Job: Drop every picture, then transcribe the remaining data exactly.

Records:
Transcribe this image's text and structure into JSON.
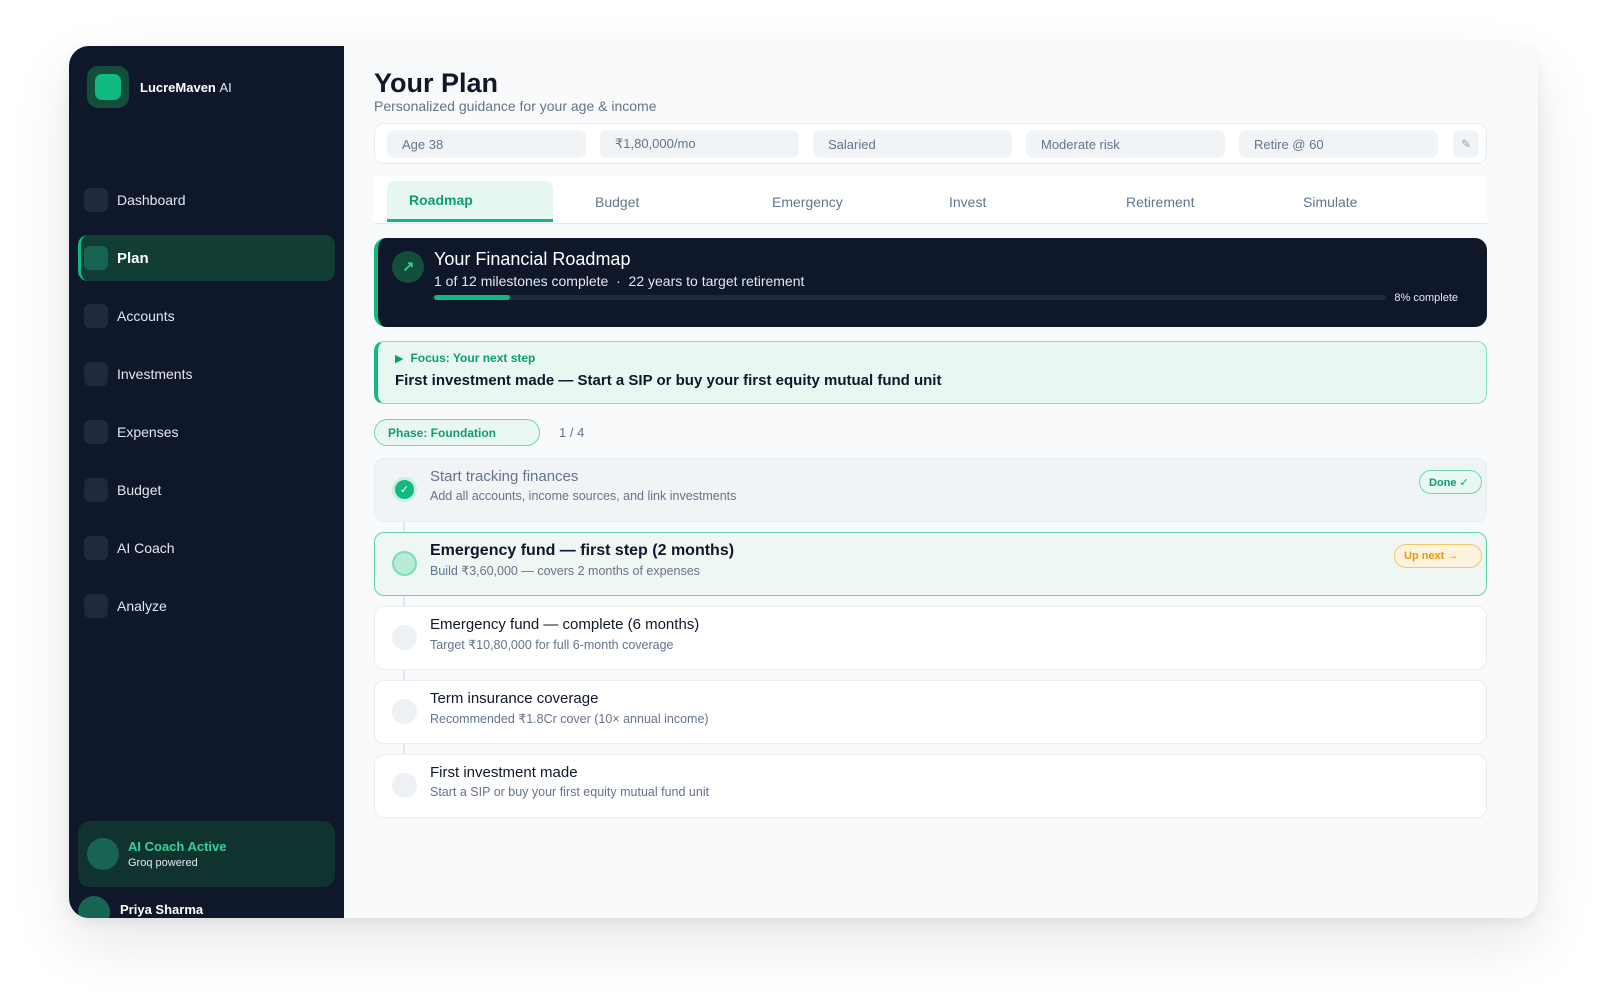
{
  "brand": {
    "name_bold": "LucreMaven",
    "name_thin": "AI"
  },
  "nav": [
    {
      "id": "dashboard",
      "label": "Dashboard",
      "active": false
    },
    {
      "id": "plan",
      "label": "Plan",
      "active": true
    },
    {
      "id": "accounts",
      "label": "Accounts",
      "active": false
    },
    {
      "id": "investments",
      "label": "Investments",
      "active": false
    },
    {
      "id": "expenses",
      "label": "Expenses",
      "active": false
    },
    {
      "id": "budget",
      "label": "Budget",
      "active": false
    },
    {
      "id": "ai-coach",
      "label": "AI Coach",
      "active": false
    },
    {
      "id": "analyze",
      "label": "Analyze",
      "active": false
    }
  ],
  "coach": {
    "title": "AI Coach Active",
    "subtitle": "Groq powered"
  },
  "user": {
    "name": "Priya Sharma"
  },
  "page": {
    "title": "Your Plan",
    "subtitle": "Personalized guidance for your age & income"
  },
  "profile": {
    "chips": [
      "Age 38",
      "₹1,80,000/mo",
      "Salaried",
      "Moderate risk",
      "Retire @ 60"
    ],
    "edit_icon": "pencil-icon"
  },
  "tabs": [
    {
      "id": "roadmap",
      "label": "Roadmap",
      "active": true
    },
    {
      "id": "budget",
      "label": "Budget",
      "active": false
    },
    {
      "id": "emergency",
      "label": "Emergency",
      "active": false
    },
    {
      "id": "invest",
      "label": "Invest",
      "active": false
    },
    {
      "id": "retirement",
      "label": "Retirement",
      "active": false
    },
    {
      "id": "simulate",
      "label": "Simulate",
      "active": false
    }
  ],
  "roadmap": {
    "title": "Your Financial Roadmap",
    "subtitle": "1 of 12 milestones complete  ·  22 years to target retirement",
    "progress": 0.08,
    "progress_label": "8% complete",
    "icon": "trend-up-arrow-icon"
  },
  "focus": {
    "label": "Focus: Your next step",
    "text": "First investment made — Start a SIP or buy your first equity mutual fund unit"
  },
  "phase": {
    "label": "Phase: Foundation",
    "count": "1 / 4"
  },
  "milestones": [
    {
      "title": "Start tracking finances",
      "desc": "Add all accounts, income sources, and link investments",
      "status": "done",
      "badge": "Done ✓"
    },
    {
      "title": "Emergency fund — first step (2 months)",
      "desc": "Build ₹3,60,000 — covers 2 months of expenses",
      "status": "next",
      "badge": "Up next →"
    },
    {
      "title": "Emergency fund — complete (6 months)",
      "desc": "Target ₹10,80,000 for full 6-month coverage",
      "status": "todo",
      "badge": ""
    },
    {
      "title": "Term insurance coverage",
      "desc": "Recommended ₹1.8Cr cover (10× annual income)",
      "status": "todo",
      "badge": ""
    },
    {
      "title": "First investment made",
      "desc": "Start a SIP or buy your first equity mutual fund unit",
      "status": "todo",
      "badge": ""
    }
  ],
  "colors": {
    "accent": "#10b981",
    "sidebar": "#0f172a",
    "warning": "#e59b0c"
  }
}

Complete output:
Transcribe this image's text and structure into JSON.
{
  "brand": {
    "name_bold": "LucreMaven",
    "name_thin": "AI"
  },
  "nav": [
    {
      "id": "dashboard",
      "label": "Dashboard",
      "active": false
    },
    {
      "id": "plan",
      "label": "Plan",
      "active": true
    },
    {
      "id": "accounts",
      "label": "Accounts",
      "active": false
    },
    {
      "id": "investments",
      "label": "Investments",
      "active": false
    },
    {
      "id": "expenses",
      "label": "Expenses",
      "active": false
    },
    {
      "id": "budget",
      "label": "Budget",
      "active": false
    },
    {
      "id": "ai-coach",
      "label": "AI Coach",
      "active": false
    },
    {
      "id": "analyze",
      "label": "Analyze",
      "active": false
    }
  ],
  "coach": {
    "title": "AI Coach Active",
    "subtitle": "Groq powered"
  },
  "user": {
    "name": "Priya Sharma"
  },
  "page": {
    "title": "Your Plan",
    "subtitle": "Personalized guidance for your age & income"
  },
  "profile": {
    "chips": [
      "Age 38",
      "₹1,80,000/mo",
      "Salaried",
      "Moderate risk",
      "Retire @ 60"
    ],
    "edit_icon": "pencil-icon"
  },
  "tabs": [
    {
      "id": "roadmap",
      "label": "Roadmap",
      "active": true
    },
    {
      "id": "budget",
      "label": "Budget",
      "active": false
    },
    {
      "id": "emergency",
      "label": "Emergency",
      "active": false
    },
    {
      "id": "invest",
      "label": "Invest",
      "active": false
    },
    {
      "id": "retirement",
      "label": "Retirement",
      "active": false
    },
    {
      "id": "simulate",
      "label": "Simulate",
      "active": false
    }
  ],
  "roadmap": {
    "title": "Your Financial Roadmap",
    "subtitle": "1 of 12 milestones complete  ·  22 years to target retirement",
    "progress": 0.08,
    "progress_label": "8% complete",
    "icon": "trend-up-arrow-icon"
  },
  "focus": {
    "label": "Focus: Your next step",
    "text": "First investment made — Start a SIP or buy your first equity mutual fund unit"
  },
  "phase": {
    "label": "Phase: Foundation",
    "count": "1 / 4"
  },
  "milestones": [
    {
      "title": "Start tracking finances",
      "desc": "Add all accounts, income sources, and link investments",
      "status": "done",
      "badge": "Done ✓"
    },
    {
      "title": "Emergency fund — first step (2 months)",
      "desc": "Build ₹3,60,000 — covers 2 months of expenses",
      "status": "next",
      "badge": "Up next →"
    },
    {
      "title": "Emergency fund — complete (6 months)",
      "desc": "Target ₹10,80,000 for full 6-month coverage",
      "status": "todo",
      "badge": ""
    },
    {
      "title": "Term insurance coverage",
      "desc": "Recommended ₹1.8Cr cover (10× annual income)",
      "status": "todo",
      "badge": ""
    },
    {
      "title": "First investment made",
      "desc": "Start a SIP or buy your first equity mutual fund unit",
      "status": "todo",
      "badge": ""
    }
  ],
  "colors": {
    "accent": "#10b981",
    "sidebar": "#0f172a",
    "warning": "#e59b0c"
  }
}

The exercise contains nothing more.